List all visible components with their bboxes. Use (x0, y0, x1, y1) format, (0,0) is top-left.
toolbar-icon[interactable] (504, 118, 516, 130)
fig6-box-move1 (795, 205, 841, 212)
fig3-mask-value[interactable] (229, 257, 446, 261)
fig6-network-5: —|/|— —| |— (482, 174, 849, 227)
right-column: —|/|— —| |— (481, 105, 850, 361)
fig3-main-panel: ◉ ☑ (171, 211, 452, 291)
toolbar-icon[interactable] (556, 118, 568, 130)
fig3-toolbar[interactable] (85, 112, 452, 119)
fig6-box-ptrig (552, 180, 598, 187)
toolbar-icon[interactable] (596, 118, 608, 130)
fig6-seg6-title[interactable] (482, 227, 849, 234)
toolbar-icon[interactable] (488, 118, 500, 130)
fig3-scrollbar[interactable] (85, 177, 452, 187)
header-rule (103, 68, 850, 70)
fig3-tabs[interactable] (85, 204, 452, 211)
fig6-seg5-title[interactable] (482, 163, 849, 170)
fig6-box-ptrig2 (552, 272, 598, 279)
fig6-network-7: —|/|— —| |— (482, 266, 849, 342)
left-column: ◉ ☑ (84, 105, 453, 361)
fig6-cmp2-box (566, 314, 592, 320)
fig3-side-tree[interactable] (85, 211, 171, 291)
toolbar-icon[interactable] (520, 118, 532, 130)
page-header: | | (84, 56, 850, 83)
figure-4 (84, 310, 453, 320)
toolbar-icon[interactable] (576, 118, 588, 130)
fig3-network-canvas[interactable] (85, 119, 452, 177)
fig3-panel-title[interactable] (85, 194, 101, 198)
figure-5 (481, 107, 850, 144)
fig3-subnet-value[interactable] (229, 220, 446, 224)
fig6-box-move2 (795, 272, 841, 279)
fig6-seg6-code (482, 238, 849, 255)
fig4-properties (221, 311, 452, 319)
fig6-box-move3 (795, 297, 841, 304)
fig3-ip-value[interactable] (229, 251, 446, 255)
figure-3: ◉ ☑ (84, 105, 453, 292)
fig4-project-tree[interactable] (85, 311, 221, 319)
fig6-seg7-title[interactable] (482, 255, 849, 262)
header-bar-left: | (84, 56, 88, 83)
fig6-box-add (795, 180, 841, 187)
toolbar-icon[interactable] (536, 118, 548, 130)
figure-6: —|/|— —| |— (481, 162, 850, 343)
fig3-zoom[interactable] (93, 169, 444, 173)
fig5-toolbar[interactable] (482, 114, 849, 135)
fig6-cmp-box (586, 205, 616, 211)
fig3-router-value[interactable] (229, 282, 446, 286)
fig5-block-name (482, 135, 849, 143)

==============================

■ TO DO
Quote the listing verbatim from its first line through the line containing "toolbar-icon[interactable] (596, 118, 608, 130)", including both of those lines.

■ RESULT FOR THIS TASK
List all visible components with their bboxes. Use (x0, y0, x1, y1) format, (0,0) is top-left.
toolbar-icon[interactable] (504, 118, 516, 130)
fig6-box-move1 (795, 205, 841, 212)
fig3-mask-value[interactable] (229, 257, 446, 261)
fig6-network-5: —|/|— —| |— (482, 174, 849, 227)
right-column: —|/|— —| |— (481, 105, 850, 361)
fig3-main-panel: ◉ ☑ (171, 211, 452, 291)
toolbar-icon[interactable] (556, 118, 568, 130)
fig3-toolbar[interactable] (85, 112, 452, 119)
fig6-box-ptrig (552, 180, 598, 187)
toolbar-icon[interactable] (596, 118, 608, 130)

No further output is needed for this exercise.